> **What the task requires**
Search the entries for the word "allmänna". Copy every line that holds it.

(Entries from a page text dataset)
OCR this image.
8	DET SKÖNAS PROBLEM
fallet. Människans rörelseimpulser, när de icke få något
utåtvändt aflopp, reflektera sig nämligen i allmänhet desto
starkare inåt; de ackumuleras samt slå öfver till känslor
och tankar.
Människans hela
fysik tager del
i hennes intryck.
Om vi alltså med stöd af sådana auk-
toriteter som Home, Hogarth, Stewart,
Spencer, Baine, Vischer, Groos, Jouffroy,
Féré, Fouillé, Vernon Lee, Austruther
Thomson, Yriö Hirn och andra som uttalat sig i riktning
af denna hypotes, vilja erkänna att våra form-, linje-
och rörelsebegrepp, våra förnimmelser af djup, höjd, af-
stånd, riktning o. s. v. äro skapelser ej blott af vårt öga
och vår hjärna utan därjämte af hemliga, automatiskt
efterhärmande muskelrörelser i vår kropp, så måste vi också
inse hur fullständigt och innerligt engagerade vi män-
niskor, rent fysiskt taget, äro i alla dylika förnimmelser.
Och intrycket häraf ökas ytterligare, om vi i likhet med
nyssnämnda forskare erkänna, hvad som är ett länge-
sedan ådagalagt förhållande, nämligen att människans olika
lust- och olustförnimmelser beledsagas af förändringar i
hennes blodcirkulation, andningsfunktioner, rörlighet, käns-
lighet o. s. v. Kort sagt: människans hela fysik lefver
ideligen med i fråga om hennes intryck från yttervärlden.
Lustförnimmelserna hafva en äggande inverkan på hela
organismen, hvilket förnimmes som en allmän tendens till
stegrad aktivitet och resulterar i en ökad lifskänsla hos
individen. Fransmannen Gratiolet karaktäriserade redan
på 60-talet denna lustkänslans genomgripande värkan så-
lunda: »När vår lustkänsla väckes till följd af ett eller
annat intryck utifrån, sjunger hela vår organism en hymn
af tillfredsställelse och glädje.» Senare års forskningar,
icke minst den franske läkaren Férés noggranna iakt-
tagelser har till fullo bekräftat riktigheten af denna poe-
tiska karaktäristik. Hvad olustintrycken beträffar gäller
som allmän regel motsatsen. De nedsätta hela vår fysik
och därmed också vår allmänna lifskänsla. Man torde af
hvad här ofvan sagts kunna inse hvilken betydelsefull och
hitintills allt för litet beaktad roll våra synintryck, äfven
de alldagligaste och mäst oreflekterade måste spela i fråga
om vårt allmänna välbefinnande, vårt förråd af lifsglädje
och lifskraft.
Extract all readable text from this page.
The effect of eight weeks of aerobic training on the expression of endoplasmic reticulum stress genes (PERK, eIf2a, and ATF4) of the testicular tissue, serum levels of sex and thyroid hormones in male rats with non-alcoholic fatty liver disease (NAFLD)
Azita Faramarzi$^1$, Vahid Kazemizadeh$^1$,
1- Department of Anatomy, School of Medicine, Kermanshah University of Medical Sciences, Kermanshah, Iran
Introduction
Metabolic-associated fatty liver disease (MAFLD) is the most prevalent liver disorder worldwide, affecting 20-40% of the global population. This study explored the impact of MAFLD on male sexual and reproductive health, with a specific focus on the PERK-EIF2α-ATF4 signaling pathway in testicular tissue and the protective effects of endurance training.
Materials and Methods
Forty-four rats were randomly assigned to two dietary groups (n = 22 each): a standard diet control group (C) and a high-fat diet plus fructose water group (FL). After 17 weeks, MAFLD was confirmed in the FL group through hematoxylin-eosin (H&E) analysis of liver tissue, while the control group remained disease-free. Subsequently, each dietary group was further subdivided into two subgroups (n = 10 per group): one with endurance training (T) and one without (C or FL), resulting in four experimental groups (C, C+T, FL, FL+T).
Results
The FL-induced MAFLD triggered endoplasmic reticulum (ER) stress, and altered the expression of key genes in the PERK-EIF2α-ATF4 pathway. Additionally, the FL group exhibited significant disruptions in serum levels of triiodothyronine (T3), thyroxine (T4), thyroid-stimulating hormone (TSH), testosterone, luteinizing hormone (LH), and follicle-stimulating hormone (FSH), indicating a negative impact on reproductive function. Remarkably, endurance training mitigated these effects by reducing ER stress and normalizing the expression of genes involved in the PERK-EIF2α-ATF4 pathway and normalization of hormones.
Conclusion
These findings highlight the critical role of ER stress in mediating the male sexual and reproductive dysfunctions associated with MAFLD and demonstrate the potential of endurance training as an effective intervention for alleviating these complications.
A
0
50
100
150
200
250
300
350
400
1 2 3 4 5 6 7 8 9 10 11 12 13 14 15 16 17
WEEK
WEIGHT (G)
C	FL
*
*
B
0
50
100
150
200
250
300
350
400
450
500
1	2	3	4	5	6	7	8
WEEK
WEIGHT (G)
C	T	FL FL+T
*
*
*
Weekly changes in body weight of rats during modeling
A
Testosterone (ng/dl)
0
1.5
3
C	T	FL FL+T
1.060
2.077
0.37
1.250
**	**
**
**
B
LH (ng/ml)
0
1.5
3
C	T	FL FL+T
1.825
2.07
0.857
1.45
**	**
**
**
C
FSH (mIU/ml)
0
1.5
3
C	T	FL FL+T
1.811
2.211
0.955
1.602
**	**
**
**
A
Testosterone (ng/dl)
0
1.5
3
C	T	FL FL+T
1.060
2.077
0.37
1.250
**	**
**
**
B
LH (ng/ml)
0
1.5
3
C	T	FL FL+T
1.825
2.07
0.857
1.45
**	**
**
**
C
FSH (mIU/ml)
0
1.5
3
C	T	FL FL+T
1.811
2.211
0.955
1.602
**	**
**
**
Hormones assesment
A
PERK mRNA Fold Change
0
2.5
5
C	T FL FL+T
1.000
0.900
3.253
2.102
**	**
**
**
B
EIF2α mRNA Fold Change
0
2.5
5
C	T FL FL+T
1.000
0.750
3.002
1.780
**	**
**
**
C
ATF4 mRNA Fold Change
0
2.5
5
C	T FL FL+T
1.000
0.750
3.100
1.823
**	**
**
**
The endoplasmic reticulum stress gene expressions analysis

> **Answer below**
och därmed också vår allmänna lifskänsla. Man torde af
om vårt allmänna välbefinnande, vårt förråd af lifsglädje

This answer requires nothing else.